• _Work to do_: Can you output the records below exactly as they are written?

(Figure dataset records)
▶

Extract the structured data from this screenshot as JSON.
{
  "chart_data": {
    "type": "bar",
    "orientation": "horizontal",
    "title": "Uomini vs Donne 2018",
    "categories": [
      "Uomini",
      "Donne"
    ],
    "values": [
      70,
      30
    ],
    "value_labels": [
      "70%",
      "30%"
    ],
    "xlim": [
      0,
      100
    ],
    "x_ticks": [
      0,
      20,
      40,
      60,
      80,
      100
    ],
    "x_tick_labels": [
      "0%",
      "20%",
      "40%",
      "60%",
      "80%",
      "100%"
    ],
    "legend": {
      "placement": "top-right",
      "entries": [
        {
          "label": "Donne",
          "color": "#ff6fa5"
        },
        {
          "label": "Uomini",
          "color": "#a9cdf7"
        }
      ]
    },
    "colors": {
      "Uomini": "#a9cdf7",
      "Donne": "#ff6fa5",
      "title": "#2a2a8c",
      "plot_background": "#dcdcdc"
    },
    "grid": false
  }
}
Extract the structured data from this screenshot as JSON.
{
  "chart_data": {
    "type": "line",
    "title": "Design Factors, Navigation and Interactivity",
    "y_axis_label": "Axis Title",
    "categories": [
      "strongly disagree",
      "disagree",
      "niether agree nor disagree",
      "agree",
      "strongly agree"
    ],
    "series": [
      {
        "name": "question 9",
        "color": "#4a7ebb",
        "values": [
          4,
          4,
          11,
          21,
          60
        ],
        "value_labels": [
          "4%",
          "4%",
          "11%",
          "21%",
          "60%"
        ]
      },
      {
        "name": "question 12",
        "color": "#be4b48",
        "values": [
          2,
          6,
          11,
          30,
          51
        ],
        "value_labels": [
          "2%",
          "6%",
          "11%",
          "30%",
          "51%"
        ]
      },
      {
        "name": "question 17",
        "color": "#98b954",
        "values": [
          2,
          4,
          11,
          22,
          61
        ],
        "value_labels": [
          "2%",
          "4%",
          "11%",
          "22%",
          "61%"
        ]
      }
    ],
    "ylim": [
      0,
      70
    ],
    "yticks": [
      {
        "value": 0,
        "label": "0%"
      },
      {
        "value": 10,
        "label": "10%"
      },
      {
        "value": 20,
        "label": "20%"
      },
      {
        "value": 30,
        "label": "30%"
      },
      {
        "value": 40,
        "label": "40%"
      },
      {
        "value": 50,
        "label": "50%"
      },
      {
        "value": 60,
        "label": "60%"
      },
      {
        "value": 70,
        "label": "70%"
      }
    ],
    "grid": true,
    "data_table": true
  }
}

◀

• _The answer_:
Extract the structured data from this screenshot as JSON.
{
  "chart_data": {
    "type": "bar",
    "orientation": "horizontal",
    "title": "Uomini vs Donne 2018",
    "categories": [
      "Uomini",
      "Donne"
    ],
    "values": [
      70,
      30
    ],
    "value_labels": [
      "70%",
      "30%"
    ],
    "xlim": [
      0,
      100
    ],
    "x_ticks": [
      0,
      20,
      40,
      60,
      80,
      100
    ],
    "x_tick_labels": [
      "0%",
      "20%",
      "40%",
      "60%",
      "80%",
      "100%"
    ],
    "legend": {
      "placement": "top-right",
      "entries": [
        {
          "label": "Donne",
          "color": "#ff6fa5"
        },
        {
          "label": "Uomini",
          "color": "#a9cdf7"
        }
      ]
    },
    "colors": {
      "Uomini": "#a9cdf7",
      "Donne": "#ff6fa5",
      "title": "#2a2a8c",
      "plot_background": "#dcdcdc"
    },
    "grid": false
  }
}
Extract the structured data from this screenshot as JSON.
{
  "chart_data": {
    "type": "line",
    "title": "Design Factors, Navigation and Interactivity",
    "y_axis_label": "Axis Title",
    "categories": [
      "strongly disagree",
      "disagree",
      "niether agree nor disagree",
      "agree",
      "strongly agree"
    ],
    "series": [
      {
        "name": "question 9",
        "color": "#4a7ebb",
        "values": [
          4,
          4,
          11,
          21,
          60
        ],
        "value_labels": [
          "4%",
          "4%",
          "11%",
          "21%",
          "60%"
        ]
      },
      {
        "name": "question 12",
        "color": "#be4b48",
        "values": [
          2,
          6,
          11,
          30,
          51
        ],
        "value_labels": [
          "2%",
          "6%",
          "11%",
          "30%",
          "51%"
        ]
      },
      {
        "name": "question 17",
        "color": "#98b954",
        "values": [
          2,
          4,
          11,
          22,
          61
        ],
        "value_labels": [
          "2%",
          "4%",
          "11%",
          "22%",
          "61%"
        ]
      }
    ],
    "ylim": [
      0,
      70
    ],
    "yticks": [
      {
        "value": 0,
        "label": "0%"
      },
      {
        "value": 10,
        "label": "10%"
      },
      {
        "value": 20,
        "label": "20%"
      },
      {
        "value": 30,
        "label": "30%"
      },
      {
        "value": 40,
        "label": "40%"
      },
      {
        "value": 50,
        "label": "50%"
      },
      {
        "value": 60,
        "label": "60%"
      },
      {
        "value": 70,
        "label": "70%"
      }
    ],
    "grid": true,
    "data_table": true
  }
}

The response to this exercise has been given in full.